Extracted data entries:

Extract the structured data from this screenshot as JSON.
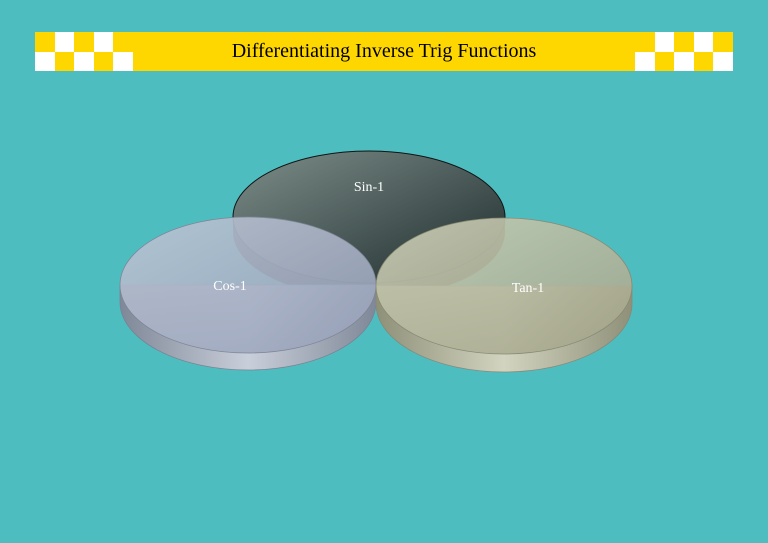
{
  "title": "Differentiating Inverse Trig Functions",
  "colors": {
    "background": "#4EBDC0",
    "banner": "#FFD700",
    "checker_light": "#FFFFFF"
  },
  "circles": [
    {
      "label": "Sin-1",
      "fill_from": "#7E8E8A",
      "fill_to": "#1C2B2B",
      "rim": "#2A3838",
      "outline": "#111111"
    },
    {
      "label": "Cos-1",
      "fill_from": "#B9C2D1",
      "fill_to": "#98A2BA",
      "rim": "#8C95A8",
      "outline": "#7E8696"
    },
    {
      "label": "Tan-1",
      "fill_from": "#C7CAB2",
      "fill_to": "#A6A78C",
      "rim": "#9A9C82",
      "outline": "#888A72"
    }
  ]
}
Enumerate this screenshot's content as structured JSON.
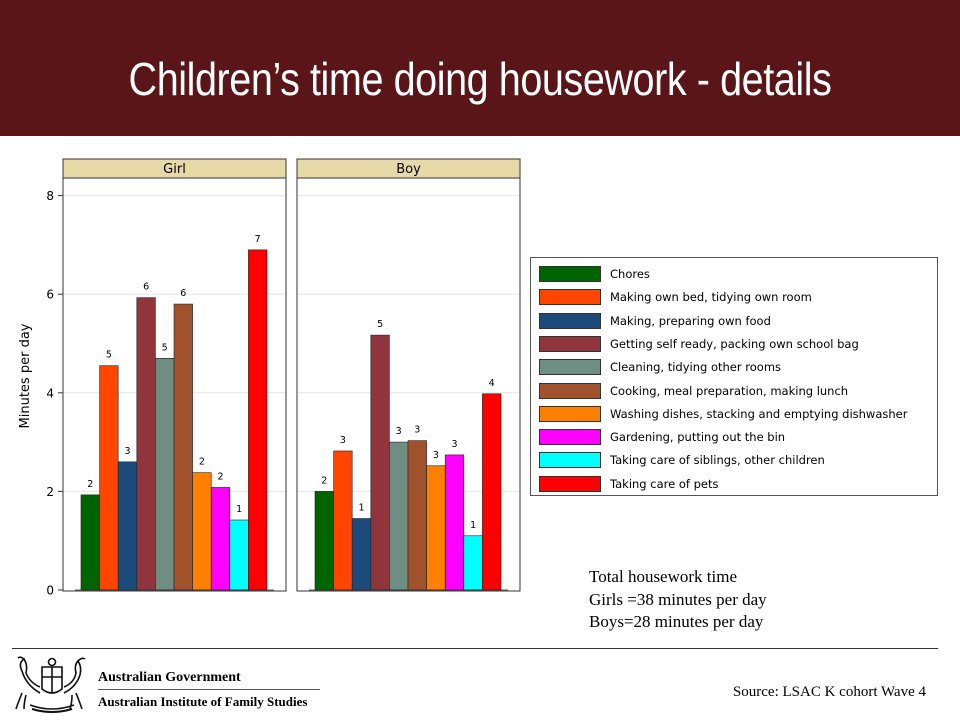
{
  "slide": {
    "title": "Children’s time doing housework - details"
  },
  "notes": {
    "line1": "Total housework time",
    "line2": "Girls =38 minutes per day",
    "line3": "Boys=28 minutes per day"
  },
  "footer": {
    "gov_name": "Australian Government",
    "institute": "Australian Institute of Family Studies",
    "source": "Source: LSAC K cohort Wave 4"
  },
  "chart_data": {
    "type": "bar",
    "ylabel": "Minutes per day",
    "ylim": [
      0,
      8.4
    ],
    "yticks": [
      0,
      2,
      4,
      6,
      8
    ],
    "grid": true,
    "legend_position": "right",
    "panels": [
      "Girl",
      "Boy"
    ],
    "series": [
      {
        "name": "Chores",
        "color": "#006400",
        "values": [
          1.93,
          2.0
        ],
        "labels": [
          "2",
          "2"
        ]
      },
      {
        "name": "Making own bed, tidying own room",
        "color": "#ff4500",
        "values": [
          4.55,
          2.82
        ],
        "labels": [
          "5",
          "3"
        ]
      },
      {
        "name": "Making, preparing own food",
        "color": "#1c4a7a",
        "values": [
          2.6,
          1.45
        ],
        "labels": [
          "3",
          "1"
        ]
      },
      {
        "name": "Getting self ready, packing own school bag",
        "color": "#90353b",
        "values": [
          5.93,
          5.17
        ],
        "labels": [
          "6",
          "5"
        ]
      },
      {
        "name": "Cleaning, tidying other rooms",
        "color": "#6e8e84",
        "values": [
          4.7,
          3.0
        ],
        "labels": [
          "5",
          "3"
        ]
      },
      {
        "name": "Cooking, meal preparation, making lunch",
        "color": "#a0522d",
        "values": [
          5.8,
          3.03
        ],
        "labels": [
          "6",
          "3"
        ]
      },
      {
        "name": "Washing dishes, stacking and emptying dishwasher",
        "color": "#ff7f00",
        "values": [
          2.38,
          2.52
        ],
        "labels": [
          "2",
          "3"
        ]
      },
      {
        "name": "Gardening, putting out the bin",
        "color": "#ff00ff",
        "values": [
          2.08,
          2.74
        ],
        "labels": [
          "2",
          "3"
        ]
      },
      {
        "name": "Taking care of siblings, other children",
        "color": "#00ffff",
        "values": [
          1.42,
          1.1
        ],
        "labels": [
          "1",
          "1"
        ]
      },
      {
        "name": "Taking care of pets",
        "color": "#ff0000",
        "values": [
          6.9,
          3.98
        ],
        "labels": [
          "7",
          "4"
        ]
      }
    ]
  }
}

> **REQUIRED TASK**
Look through the entries and find each line that has the string "title". Copy those lines.

> **WRITTEN SOLUTION**
  "title": "Differentiating Inverse Trig Functions",
    "title": "Children’s time doing housework - details"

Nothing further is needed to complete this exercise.